- _Data lines_:
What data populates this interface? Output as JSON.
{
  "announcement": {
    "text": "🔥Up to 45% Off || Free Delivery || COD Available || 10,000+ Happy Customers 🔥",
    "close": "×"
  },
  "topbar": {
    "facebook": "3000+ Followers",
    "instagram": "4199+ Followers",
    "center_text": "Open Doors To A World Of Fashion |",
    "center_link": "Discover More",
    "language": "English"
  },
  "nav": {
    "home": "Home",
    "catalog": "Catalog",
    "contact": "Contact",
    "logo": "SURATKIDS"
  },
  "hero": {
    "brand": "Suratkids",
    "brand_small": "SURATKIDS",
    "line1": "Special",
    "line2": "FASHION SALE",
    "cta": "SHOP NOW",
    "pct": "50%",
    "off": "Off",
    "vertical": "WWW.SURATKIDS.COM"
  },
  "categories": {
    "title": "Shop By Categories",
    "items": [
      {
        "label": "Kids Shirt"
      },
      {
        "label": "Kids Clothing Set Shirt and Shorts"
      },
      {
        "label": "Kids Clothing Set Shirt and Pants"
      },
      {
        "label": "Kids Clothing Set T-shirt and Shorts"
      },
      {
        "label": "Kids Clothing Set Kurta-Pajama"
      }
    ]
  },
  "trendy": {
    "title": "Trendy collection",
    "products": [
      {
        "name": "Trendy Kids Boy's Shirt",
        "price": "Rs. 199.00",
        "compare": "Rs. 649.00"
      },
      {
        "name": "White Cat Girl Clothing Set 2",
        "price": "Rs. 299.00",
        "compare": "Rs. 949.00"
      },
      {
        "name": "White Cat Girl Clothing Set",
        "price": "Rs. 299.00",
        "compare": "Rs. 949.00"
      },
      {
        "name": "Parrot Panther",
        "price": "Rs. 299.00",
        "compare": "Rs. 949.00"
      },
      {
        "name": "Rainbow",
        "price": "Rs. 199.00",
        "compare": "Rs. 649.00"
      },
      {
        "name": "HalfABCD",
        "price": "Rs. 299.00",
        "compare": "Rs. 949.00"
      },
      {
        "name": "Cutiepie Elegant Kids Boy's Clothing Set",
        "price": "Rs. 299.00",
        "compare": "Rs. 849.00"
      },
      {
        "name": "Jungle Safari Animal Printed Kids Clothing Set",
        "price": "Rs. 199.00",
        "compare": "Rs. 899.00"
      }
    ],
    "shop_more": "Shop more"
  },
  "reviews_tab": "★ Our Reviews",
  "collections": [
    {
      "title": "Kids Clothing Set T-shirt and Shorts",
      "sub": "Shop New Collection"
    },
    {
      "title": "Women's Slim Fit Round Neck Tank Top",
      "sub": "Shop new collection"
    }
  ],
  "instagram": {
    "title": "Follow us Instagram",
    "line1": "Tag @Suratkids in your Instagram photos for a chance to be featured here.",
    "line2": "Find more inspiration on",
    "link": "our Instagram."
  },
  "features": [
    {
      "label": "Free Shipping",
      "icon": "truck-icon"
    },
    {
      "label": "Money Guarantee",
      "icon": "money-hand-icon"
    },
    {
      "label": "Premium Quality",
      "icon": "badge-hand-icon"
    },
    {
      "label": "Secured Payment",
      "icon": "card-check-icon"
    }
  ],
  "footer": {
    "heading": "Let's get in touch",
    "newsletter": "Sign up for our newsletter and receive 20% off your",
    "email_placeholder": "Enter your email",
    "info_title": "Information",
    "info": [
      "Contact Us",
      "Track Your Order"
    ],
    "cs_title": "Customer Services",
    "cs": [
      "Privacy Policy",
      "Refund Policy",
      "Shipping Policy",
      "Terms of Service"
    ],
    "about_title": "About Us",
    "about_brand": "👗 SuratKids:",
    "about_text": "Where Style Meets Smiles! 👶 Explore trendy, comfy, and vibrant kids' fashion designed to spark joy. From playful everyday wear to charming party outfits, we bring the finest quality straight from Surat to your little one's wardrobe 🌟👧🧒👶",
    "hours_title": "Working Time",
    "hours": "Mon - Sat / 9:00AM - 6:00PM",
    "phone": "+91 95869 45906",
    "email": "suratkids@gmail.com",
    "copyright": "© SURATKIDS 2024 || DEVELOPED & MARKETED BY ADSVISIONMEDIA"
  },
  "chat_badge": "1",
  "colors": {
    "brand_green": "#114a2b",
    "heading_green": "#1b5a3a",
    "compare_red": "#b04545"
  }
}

- _Task to carry out_: How many lines of the entries above hold the string "Policy"? Reply with the number alone.

- _Answer to the task_: 3